• **EXERCISE BRIEF**
Your task is to copy every record exactly.

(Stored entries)
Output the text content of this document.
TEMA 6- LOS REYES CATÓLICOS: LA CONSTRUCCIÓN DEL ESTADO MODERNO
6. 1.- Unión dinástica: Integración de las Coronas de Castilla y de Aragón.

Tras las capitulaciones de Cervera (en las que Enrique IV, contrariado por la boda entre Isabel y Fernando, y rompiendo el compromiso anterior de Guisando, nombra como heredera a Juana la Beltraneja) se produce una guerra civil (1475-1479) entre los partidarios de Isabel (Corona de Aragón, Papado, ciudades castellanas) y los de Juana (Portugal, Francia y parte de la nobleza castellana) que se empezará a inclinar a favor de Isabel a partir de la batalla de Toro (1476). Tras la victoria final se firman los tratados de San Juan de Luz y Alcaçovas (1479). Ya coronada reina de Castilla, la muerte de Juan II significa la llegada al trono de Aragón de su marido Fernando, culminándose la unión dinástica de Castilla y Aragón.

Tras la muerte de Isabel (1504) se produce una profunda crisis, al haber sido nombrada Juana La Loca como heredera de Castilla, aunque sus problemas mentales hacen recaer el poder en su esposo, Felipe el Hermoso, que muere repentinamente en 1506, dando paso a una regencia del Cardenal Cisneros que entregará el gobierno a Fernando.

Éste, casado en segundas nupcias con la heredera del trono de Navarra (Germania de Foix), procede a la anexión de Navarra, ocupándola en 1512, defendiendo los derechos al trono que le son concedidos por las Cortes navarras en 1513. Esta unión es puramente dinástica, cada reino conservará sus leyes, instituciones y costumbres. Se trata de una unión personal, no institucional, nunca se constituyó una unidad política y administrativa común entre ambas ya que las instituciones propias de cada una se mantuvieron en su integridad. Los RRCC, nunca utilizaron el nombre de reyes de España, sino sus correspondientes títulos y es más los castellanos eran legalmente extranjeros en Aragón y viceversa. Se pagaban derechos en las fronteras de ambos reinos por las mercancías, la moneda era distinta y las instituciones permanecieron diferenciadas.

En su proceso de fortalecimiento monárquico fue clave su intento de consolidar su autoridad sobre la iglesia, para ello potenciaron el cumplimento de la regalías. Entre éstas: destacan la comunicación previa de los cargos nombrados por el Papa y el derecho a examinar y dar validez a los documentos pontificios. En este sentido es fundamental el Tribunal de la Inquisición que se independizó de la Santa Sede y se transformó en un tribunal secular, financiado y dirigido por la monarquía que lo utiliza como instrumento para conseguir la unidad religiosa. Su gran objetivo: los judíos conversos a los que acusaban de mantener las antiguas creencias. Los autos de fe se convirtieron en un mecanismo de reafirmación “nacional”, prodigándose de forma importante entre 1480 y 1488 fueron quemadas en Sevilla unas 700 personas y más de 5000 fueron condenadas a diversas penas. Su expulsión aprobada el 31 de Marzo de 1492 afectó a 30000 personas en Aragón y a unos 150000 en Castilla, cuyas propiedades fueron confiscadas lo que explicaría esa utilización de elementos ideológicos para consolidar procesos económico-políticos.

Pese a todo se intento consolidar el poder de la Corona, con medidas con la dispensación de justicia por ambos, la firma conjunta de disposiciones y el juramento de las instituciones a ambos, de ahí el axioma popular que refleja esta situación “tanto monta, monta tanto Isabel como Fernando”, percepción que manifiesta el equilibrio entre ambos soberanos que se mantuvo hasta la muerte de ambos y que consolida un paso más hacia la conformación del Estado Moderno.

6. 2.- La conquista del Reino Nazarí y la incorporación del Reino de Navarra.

• **CORRECT OUTPUT**
Output the text content of this document.
TEMA 6- LOS REYES CATÓLICOS: LA CONSTRUCCIÓN DEL ESTADO MODERNO
6. 1.- Unión dinástica: Integración de las Coronas de Castilla y de Aragón.

Tras las capitulaciones de Cervera (en las que Enrique IV, contrariado por la boda entre Isabel y Fernando, y rompiendo el compromiso anterior de Guisando, nombra como heredera a Juana la Beltraneja) se produce una guerra civil (1475-1479) entre los partidarios de Isabel (Corona de Aragón, Papado, ciudades castellanas) y los de Juana (Portugal, Francia y parte de la nobleza castellana) que se empezará a inclinar a favor de Isabel a partir de la batalla de Toro (1476). Tras la victoria final se firman los tratados de San Juan de Luz y Alcaçovas (1479). Ya coronada reina de Castilla, la muerte de Juan II significa la llegada al trono de Aragón de su marido Fernando, culminándose la unión dinástica de Castilla y Aragón.

Tras la muerte de Isabel (1504) se produce una profunda crisis, al haber sido nombrada Juana La Loca como heredera de Castilla, aunque sus problemas mentales hacen recaer el poder en su esposo, Felipe el Hermoso, que muere repentinamente en 1506, dando paso a una regencia del Cardenal Cisneros que entregará el gobierno a Fernando.

Éste, casado en segundas nupcias con la heredera del trono de Navarra (Germania de Foix), procede a la anexión de Navarra, ocupándola en 1512, defendiendo los derechos al trono que le son concedidos por las Cortes navarras en 1513. Esta unión es puramente dinástica, cada reino conservará sus leyes, instituciones y costumbres. Se trata de una unión personal, no institucional, nunca se constituyó una unidad política y administrativa común entre ambas ya que las instituciones propias de cada una se mantuvieron en su integridad. Los RRCC, nunca utilizaron el nombre de reyes de España, sino sus correspondientes títulos y es más los castellanos eran legalmente extranjeros en Aragón y viceversa. Se pagaban derechos en las fronteras de ambos reinos por las mercancías, la moneda era distinta y las instituciones permanecieron diferenciadas.

En su proceso de fortalecimiento monárquico fue clave su intento de consolidar su autoridad sobre la iglesia, para ello potenciaron el cumplimento de la regalías. Entre éstas: destacan la comunicación previa de los cargos nombrados por el Papa y el derecho a examinar y dar validez a los documentos pontificios. En este sentido es fundamental el Tribunal de la Inquisición que se independizó de la Santa Sede y se transformó en un tribunal secular, financiado y dirigido por la monarquía que lo utiliza como instrumento para conseguir la unidad religiosa. Su gran objetivo: los judíos conversos a los que acusaban de mantener las antiguas creencias. Los autos de fe se convirtieron en un mecanismo de reafirmación “nacional”, prodigándose de forma importante entre 1480 y 1488 fueron quemadas en Sevilla unas 700 personas y más de 5000 fueron condenadas a diversas penas. Su expulsión aprobada el 31 de Marzo de 1492 afectó a 30000 personas en Aragón y a unos 150000 en Castilla, cuyas propiedades fueron confiscadas lo que explicaría esa utilización de elementos ideológicos para consolidar procesos económico-políticos.

Pese a todo se intento consolidar el poder de la Corona, con medidas con la dispensación de justicia por ambos, la firma conjunta de disposiciones y el juramento de las instituciones a ambos, de ahí el axioma popular que refleja esta situación “tanto monta, monta tanto Isabel como Fernando”, percepción que manifiesta el equilibrio entre ambos soberanos que se mantuvo hasta la muerte de ambos y que consolida un paso más hacia la conformación del Estado Moderno.

6. 2.- La conquista del Reino Nazarí y la incorporación del Reino de Navarra.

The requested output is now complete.